What is needed >> Return the full listing exactly as it is written.

The data >>
______
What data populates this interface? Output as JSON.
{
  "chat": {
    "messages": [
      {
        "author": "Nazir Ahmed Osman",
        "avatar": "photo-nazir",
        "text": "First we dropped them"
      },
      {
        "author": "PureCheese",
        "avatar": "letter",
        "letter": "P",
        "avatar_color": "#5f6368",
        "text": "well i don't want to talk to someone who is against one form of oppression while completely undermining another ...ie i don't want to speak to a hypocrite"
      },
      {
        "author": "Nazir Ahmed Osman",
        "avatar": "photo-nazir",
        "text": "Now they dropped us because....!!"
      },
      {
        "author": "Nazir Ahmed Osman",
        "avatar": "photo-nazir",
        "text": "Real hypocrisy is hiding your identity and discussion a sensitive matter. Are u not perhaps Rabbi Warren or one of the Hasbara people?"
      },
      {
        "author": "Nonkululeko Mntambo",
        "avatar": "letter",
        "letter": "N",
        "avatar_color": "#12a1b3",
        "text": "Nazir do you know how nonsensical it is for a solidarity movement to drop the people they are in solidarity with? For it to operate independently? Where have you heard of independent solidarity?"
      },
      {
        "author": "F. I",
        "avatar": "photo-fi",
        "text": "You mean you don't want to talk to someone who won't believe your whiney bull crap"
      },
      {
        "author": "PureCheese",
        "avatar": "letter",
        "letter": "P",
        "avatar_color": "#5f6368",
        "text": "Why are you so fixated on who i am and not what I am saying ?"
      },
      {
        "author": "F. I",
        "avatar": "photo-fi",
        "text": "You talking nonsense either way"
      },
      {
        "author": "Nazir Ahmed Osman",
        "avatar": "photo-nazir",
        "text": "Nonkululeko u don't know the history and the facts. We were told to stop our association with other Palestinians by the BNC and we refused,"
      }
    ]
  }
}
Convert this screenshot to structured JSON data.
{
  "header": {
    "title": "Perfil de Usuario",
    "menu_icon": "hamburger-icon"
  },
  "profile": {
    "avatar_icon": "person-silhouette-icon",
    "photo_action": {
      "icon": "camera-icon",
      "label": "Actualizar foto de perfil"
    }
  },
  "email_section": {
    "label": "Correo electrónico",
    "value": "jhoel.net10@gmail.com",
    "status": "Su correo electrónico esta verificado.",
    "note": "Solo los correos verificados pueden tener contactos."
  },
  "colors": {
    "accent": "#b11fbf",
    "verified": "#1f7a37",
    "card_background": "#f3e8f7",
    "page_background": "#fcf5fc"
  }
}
______
Task response >>
What data populates this interface? Output as JSON.
{
  "chat": {
    "messages": [
      {
        "author": "Nazir Ahmed Osman",
        "avatar": "photo-nazir",
        "text": "First we dropped them"
      },
      {
        "author": "PureCheese",
        "avatar": "letter",
        "letter": "P",
        "avatar_color": "#5f6368",
        "text": "well i don't want to talk to someone who is against one form of oppression while completely undermining another ...ie i don't want to speak to a hypocrite"
      },
      {
        "author": "Nazir Ahmed Osman",
        "avatar": "photo-nazir",
        "text": "Now they dropped us because....!!"
      },
      {
        "author": "Nazir Ahmed Osman",
        "avatar": "photo-nazir",
        "text": "Real hypocrisy is hiding your identity and discussion a sensitive matter. Are u not perhaps Rabbi Warren or one of the Hasbara people?"
      },
      {
        "author": "Nonkululeko Mntambo",
        "avatar": "letter",
        "letter": "N",
        "avatar_color": "#12a1b3",
        "text": "Nazir do you know how nonsensical it is for a solidarity movement to drop the people they are in solidarity with? For it to operate independently? Where have you heard of independent solidarity?"
      },
      {
        "author": "F. I",
        "avatar": "photo-fi",
        "text": "You mean you don't want to talk to someone who won't believe your whiney bull crap"
      },
      {
        "author": "PureCheese",
        "avatar": "letter",
        "letter": "P",
        "avatar_color": "#5f6368",
        "text": "Why are you so fixated on who i am and not what I am saying ?"
      },
      {
        "author": "F. I",
        "avatar": "photo-fi",
        "text": "You talking nonsense either way"
      },
      {
        "author": "Nazir Ahmed Osman",
        "avatar": "photo-nazir",
        "text": "Nonkululeko u don't know the history and the facts. We were told to stop our association with other Palestinians by the BNC and we refused,"
      }
    ]
  }
}
Convert this screenshot to structured JSON data.
{
  "header": {
    "title": "Perfil de Usuario",
    "menu_icon": "hamburger-icon"
  },
  "profile": {
    "avatar_icon": "person-silhouette-icon",
    "photo_action": {
      "icon": "camera-icon",
      "label": "Actualizar foto de perfil"
    }
  },
  "email_section": {
    "label": "Correo electrónico",
    "value": "jhoel.net10@gmail.com",
    "status": "Su correo electrónico esta verificado.",
    "note": "Solo los correos verificados pueden tener contactos."
  },
  "colors": {
    "accent": "#b11fbf",
    "verified": "#1f7a37",
    "card_background": "#f3e8f7",
    "page_background": "#fcf5fc"
  }
}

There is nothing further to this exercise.